● Provided information:

_____

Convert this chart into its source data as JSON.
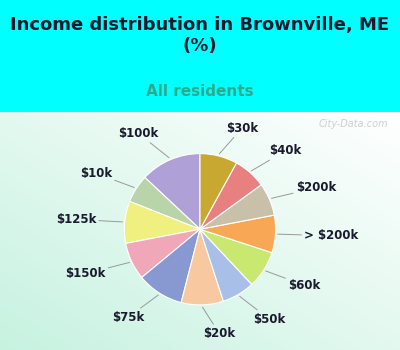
{
  "title": "Income distribution in Brownville, ME\n(%)",
  "subtitle": "All residents",
  "bg_cyan": "#00FFFF",
  "watermark": "City-Data.com",
  "labels": [
    "$100k",
    "$10k",
    "$125k",
    "$150k",
    "$75k",
    "$20k",
    "$50k",
    "$60k",
    "> $200k",
    "$200k",
    "$40k",
    "$30k"
  ],
  "values": [
    13,
    6,
    9,
    8,
    10,
    9,
    7,
    8,
    8,
    7,
    7,
    8
  ],
  "colors": [
    "#b0a0d8",
    "#b8d4a8",
    "#f0f080",
    "#f0a8b8",
    "#8898d0",
    "#f8c8a0",
    "#a8c0e8",
    "#c8e870",
    "#f8a855",
    "#c8c0a8",
    "#e88080",
    "#c8a830"
  ],
  "startangle": 90,
  "title_fontsize": 13,
  "subtitle_fontsize": 11,
  "label_fontsize": 8.5,
  "title_color": "#1a1a2e",
  "subtitle_color": "#2eaa8a",
  "label_color": "#1a1a2e",
  "watermark_color": "#aaaaaa"
}
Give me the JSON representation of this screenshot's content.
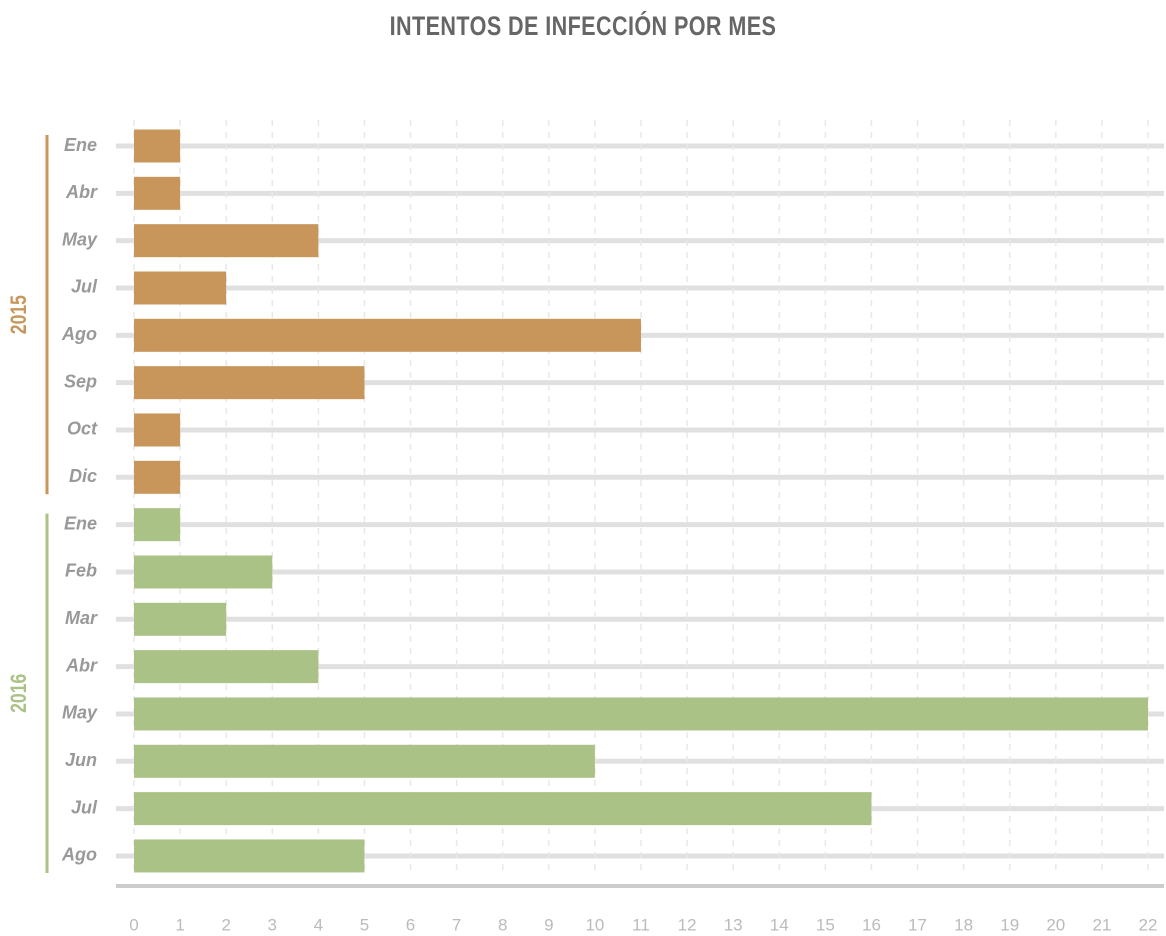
{
  "chart_data": {
    "type": "bar",
    "orientation": "horizontal",
    "title": "INTENTOS DE INFECCIÓN POR MES",
    "groups": [
      {
        "name": "2015",
        "color": "#c8965a",
        "categories": [
          "Ene",
          "Abr",
          "May",
          "Jul",
          "Ago",
          "Sep",
          "Oct",
          "Dic"
        ],
        "values": [
          1,
          1,
          4,
          2,
          11,
          5,
          1,
          1
        ]
      },
      {
        "name": "2016",
        "color": "#aac286",
        "categories": [
          "Ene",
          "Feb",
          "Mar",
          "Abr",
          "May",
          "Jun",
          "Jul",
          "Ago"
        ],
        "values": [
          1,
          3,
          2,
          4,
          22,
          10,
          16,
          5
        ]
      }
    ],
    "xlim": [
      0,
      22
    ],
    "xticks": [
      0,
      1,
      2,
      3,
      4,
      5,
      6,
      7,
      8,
      9,
      10,
      11,
      12,
      13,
      14,
      15,
      16,
      17,
      18,
      19,
      20,
      21,
      22
    ],
    "grid": true
  }
}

_____

● What you need to do:
Copy all lines of the listing above that contain the string "JSON".

● Exercise response:
Convert this chart into its source data as JSON.
Give me the JSON representation of this screenshot's content.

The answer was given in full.